Task details >> Repeat the records from their first line through the line that contains "- post-text-paragraph-2: 迈阿密国际工作人员将评估他的伤情。: [162, 148, 442, 167]", both ends included, with every line unchanged.

Box annotation data >>
/---

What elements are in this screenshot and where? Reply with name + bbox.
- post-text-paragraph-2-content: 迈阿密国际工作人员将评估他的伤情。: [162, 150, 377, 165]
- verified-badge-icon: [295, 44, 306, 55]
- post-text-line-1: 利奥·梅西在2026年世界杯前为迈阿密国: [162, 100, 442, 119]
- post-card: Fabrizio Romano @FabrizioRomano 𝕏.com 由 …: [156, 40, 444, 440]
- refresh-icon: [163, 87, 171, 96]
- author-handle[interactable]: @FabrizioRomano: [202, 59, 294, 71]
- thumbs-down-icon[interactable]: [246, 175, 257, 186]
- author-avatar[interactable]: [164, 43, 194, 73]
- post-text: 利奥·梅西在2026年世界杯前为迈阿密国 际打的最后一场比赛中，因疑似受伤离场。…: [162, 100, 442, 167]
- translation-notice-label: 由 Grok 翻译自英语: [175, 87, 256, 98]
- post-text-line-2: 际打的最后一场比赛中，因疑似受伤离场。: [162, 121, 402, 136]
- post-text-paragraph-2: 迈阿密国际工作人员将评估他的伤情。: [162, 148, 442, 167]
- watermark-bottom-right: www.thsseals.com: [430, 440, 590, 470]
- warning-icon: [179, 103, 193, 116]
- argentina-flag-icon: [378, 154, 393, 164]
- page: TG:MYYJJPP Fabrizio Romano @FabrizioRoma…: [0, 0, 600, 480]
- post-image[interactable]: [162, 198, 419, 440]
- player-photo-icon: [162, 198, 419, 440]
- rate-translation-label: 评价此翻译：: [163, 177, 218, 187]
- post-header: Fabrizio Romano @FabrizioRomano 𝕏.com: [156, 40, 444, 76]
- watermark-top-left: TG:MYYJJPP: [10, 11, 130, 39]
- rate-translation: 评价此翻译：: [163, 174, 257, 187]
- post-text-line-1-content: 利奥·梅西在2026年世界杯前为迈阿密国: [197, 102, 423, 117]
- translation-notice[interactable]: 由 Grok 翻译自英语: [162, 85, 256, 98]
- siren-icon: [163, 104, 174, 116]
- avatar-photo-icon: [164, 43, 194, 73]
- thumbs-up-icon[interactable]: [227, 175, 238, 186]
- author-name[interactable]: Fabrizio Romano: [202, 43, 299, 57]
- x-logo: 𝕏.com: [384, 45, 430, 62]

\---

Task solution >>
What elements are in this screenshot and where? Reply with name + bbox.
- post-text-paragraph-2-content: 迈阿密国际工作人员将评估他的伤情。: [162, 150, 377, 165]
- verified-badge-icon: [295, 44, 306, 55]
- post-text-line-1: 利奥·梅西在2026年世界杯前为迈阿密国: [162, 100, 442, 119]
- post-card: Fabrizio Romano @FabrizioRomano 𝕏.com 由 …: [156, 40, 444, 440]
- refresh-icon: [163, 87, 171, 96]
- author-handle[interactable]: @FabrizioRomano: [202, 59, 294, 71]
- thumbs-down-icon[interactable]: [246, 175, 257, 186]
- author-avatar[interactable]: [164, 43, 194, 73]
- post-text: 利奥·梅西在2026年世界杯前为迈阿密国 际打的最后一场比赛中，因疑似受伤离场。…: [162, 100, 442, 167]
- translation-notice-label: 由 Grok 翻译自英语: [175, 87, 256, 98]
- post-text-line-2: 际打的最后一场比赛中，因疑似受伤离场。: [162, 121, 402, 136]
- post-text-paragraph-2: 迈阿密国际工作人员将评估他的伤情。: [162, 148, 442, 167]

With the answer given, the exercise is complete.